>> begin Given entries

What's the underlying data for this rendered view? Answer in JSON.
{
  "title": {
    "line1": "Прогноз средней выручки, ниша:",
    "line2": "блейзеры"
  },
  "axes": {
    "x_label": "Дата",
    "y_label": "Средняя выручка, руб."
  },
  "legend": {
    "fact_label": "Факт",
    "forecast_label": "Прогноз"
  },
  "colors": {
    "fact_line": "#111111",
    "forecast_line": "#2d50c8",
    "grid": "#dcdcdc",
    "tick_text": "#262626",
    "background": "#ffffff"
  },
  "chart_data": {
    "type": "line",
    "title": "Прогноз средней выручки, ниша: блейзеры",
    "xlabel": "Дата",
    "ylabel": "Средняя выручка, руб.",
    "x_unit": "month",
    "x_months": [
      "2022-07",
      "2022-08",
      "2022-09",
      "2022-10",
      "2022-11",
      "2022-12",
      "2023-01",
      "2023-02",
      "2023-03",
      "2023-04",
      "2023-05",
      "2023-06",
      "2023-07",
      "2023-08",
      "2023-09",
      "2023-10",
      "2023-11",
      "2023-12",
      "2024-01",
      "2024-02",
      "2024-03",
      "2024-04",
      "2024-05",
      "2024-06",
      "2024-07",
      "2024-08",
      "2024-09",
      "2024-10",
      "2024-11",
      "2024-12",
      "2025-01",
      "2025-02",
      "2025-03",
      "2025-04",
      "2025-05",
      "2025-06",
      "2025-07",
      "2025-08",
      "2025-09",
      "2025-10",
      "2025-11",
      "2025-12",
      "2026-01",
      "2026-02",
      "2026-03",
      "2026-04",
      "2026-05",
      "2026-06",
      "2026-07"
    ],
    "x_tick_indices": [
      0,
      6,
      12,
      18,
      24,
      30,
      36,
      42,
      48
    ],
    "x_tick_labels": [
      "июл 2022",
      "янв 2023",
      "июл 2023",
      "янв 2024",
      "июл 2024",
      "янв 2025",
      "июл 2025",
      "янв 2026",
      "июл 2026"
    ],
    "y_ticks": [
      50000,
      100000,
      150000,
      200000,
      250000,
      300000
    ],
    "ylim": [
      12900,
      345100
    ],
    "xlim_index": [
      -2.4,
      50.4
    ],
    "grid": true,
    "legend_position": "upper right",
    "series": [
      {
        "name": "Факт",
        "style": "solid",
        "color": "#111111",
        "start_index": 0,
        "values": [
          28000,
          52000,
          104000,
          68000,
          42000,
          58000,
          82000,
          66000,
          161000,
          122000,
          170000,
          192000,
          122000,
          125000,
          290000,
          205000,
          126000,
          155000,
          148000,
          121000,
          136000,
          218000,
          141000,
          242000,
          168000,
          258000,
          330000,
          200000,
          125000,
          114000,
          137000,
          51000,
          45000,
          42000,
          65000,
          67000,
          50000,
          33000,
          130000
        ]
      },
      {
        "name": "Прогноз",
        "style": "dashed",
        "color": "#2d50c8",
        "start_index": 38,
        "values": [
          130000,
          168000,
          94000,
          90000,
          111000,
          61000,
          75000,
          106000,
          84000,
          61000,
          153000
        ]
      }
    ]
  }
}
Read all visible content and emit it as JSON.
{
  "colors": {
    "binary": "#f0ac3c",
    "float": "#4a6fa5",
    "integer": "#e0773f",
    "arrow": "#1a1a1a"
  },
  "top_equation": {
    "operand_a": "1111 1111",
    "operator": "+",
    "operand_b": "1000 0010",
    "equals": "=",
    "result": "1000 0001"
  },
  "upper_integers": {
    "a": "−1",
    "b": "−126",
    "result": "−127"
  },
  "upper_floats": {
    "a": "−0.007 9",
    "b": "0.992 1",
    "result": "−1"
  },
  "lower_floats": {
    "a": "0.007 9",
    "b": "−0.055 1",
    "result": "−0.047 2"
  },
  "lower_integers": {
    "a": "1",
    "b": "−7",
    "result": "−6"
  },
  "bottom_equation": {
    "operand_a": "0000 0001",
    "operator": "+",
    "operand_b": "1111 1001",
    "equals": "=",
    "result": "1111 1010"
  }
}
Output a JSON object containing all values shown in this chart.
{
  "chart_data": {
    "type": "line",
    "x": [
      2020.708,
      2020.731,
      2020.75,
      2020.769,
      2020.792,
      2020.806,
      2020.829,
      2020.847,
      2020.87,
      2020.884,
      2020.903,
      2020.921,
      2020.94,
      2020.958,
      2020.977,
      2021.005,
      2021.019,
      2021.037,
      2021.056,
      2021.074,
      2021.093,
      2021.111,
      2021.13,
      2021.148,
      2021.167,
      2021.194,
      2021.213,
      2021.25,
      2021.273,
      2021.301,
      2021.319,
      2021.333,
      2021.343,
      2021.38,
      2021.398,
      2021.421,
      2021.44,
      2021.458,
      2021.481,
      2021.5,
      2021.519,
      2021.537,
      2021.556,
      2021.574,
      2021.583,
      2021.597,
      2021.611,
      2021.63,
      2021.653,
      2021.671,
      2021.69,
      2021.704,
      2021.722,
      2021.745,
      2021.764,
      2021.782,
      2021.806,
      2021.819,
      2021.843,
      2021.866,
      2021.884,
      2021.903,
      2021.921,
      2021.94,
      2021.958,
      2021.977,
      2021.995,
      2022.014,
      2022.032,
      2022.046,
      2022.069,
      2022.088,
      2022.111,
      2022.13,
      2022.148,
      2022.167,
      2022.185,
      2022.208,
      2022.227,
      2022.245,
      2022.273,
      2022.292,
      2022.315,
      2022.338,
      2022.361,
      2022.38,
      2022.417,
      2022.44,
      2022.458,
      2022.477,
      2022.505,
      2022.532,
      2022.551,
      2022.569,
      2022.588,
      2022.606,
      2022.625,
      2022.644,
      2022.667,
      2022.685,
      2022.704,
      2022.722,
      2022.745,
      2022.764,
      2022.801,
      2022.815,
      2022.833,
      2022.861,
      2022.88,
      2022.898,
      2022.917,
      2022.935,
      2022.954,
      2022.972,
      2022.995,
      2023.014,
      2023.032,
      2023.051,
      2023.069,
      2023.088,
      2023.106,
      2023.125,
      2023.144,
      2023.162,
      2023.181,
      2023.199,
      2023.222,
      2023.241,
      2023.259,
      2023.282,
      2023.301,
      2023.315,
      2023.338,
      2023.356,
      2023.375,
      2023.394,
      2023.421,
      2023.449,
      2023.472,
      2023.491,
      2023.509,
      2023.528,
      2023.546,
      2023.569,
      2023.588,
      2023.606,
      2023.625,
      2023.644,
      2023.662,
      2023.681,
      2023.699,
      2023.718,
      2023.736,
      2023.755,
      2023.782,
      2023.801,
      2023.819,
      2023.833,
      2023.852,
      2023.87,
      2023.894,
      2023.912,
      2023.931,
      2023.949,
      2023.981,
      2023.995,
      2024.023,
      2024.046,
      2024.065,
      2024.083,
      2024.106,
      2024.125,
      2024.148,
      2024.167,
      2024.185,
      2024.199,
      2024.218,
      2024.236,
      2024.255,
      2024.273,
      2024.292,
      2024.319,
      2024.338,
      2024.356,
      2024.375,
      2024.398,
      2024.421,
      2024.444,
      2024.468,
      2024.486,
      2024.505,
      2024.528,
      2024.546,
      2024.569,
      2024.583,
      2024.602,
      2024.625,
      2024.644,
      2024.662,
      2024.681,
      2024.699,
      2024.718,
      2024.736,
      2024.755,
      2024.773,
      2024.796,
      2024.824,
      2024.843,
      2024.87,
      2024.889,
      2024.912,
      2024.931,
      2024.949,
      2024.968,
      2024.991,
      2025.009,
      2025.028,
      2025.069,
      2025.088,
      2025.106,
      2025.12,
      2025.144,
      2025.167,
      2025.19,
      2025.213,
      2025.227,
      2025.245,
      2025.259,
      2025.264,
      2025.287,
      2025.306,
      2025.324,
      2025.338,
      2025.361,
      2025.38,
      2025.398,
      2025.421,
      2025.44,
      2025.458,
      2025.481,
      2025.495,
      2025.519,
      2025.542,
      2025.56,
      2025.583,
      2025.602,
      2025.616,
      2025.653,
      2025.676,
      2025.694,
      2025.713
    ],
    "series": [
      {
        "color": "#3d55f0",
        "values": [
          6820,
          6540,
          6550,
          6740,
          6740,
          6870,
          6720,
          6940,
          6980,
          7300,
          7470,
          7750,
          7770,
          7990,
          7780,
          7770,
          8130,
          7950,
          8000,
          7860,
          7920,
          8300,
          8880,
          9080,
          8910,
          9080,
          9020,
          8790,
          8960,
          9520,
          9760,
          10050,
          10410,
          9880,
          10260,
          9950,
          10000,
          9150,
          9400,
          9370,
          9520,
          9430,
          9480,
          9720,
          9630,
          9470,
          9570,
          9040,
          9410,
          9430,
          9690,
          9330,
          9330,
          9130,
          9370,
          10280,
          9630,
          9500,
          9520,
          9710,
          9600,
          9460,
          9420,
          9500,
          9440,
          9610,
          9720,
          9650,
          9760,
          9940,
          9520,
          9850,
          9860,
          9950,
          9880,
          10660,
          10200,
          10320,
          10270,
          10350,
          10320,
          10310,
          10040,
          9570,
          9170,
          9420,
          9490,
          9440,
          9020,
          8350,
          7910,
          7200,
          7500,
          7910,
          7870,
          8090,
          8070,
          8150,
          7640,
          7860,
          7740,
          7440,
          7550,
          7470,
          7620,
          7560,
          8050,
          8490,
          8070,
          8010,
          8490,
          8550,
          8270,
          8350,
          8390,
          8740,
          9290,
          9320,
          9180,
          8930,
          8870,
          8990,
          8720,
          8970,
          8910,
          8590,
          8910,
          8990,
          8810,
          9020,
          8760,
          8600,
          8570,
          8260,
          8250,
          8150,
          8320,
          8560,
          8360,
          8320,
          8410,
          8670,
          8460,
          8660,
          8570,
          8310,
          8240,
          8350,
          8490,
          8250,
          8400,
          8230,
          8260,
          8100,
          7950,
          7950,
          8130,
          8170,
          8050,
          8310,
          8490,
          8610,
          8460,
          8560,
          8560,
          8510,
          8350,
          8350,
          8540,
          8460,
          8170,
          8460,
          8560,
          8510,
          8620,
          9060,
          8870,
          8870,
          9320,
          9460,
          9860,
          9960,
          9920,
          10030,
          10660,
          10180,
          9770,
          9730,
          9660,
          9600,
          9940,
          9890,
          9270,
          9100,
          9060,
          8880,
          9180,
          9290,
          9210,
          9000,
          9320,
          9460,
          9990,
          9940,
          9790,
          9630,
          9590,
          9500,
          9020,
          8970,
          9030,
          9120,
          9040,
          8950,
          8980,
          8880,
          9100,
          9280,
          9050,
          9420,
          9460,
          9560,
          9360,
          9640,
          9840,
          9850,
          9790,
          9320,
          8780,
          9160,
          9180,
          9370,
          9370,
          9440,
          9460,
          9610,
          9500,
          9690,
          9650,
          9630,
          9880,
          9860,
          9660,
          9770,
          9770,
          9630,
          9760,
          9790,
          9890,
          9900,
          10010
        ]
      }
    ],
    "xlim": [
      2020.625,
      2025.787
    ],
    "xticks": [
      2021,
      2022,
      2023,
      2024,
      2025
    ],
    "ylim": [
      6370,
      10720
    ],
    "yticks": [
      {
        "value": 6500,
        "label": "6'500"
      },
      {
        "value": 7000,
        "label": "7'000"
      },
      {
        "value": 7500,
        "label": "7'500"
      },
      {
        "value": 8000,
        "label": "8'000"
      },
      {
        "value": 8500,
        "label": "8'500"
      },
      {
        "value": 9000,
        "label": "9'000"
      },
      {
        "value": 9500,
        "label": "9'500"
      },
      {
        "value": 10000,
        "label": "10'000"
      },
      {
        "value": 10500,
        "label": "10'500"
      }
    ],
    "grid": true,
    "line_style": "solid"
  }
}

>> end Given entries

• **Goal**:
In the records above, locate the lines holding the word "Средняя". Copy each of them.

• **Output of the task**:
    "y_label": "Средняя выручка, руб."
    "ylabel": "Средняя выручка, руб.",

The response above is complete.